SUPPLIED MATERIAL:
^^^^^^^^

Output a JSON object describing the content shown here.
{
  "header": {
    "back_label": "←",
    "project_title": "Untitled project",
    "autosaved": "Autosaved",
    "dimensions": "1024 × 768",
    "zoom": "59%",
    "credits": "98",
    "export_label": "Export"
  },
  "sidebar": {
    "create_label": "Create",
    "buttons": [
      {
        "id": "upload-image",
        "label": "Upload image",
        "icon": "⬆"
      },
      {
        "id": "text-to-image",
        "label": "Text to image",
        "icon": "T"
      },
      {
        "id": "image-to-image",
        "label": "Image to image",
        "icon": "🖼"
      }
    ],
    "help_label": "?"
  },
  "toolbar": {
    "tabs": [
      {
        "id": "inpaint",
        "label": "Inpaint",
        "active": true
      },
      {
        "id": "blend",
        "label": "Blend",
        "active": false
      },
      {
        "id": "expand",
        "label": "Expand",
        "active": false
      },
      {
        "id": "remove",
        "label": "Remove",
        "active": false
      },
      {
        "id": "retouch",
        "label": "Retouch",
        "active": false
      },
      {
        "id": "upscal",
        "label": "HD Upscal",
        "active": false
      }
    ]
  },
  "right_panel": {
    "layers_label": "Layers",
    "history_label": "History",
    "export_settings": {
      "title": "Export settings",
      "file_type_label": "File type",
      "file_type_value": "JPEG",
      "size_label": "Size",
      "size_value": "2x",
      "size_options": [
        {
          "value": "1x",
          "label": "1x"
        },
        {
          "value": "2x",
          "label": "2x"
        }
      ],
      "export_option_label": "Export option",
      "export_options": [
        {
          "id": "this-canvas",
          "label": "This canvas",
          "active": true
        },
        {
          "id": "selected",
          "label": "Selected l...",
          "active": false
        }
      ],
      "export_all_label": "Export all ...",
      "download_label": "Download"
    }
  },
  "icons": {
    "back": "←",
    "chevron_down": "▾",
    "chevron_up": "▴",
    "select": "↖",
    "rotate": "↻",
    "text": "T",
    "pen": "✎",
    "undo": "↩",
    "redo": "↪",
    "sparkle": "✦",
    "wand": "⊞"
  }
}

^^^^^^^^

EXERCISE DETAILS: Transcribe all of the lines in the records precisely.

TASK SOLUTION:
Output a JSON object describing the content shown here.
{
  "header": {
    "back_label": "←",
    "project_title": "Untitled project",
    "autosaved": "Autosaved",
    "dimensions": "1024 × 768",
    "zoom": "59%",
    "credits": "98",
    "export_label": "Export"
  },
  "sidebar": {
    "create_label": "Create",
    "buttons": [
      {
        "id": "upload-image",
        "label": "Upload image",
        "icon": "⬆"
      },
      {
        "id": "text-to-image",
        "label": "Text to image",
        "icon": "T"
      },
      {
        "id": "image-to-image",
        "label": "Image to image",
        "icon": "🖼"
      }
    ],
    "help_label": "?"
  },
  "toolbar": {
    "tabs": [
      {
        "id": "inpaint",
        "label": "Inpaint",
        "active": true
      },
      {
        "id": "blend",
        "label": "Blend",
        "active": false
      },
      {
        "id": "expand",
        "label": "Expand",
        "active": false
      },
      {
        "id": "remove",
        "label": "Remove",
        "active": false
      },
      {
        "id": "retouch",
        "label": "Retouch",
        "active": false
      },
      {
        "id": "upscal",
        "label": "HD Upscal",
        "active": false
      }
    ]
  },
  "right_panel": {
    "layers_label": "Layers",
    "history_label": "History",
    "export_settings": {
      "title": "Export settings",
      "file_type_label": "File type",
      "file_type_value": "JPEG",
      "size_label": "Size",
      "size_value": "2x",
      "size_options": [
        {
          "value": "1x",
          "label": "1x"
        },
        {
          "value": "2x",
          "label": "2x"
        }
      ],
      "export_option_label": "Export option",
      "export_options": [
        {
          "id": "this-canvas",
          "label": "This canvas",
          "active": true
        },
        {
          "id": "selected",
          "label": "Selected l...",
          "active": false
        }
      ],
      "export_all_label": "Export all ...",
      "download_label": "Download"
    }
  },
  "icons": {
    "back": "←",
    "chevron_down": "▾",
    "chevron_up": "▴",
    "select": "↖",
    "rotate": "↻",
    "text": "T",
    "pen": "✎",
    "undo": "↩",
    "redo": "↪",
    "sparkle": "✦",
    "wand": "⊞"
  }
}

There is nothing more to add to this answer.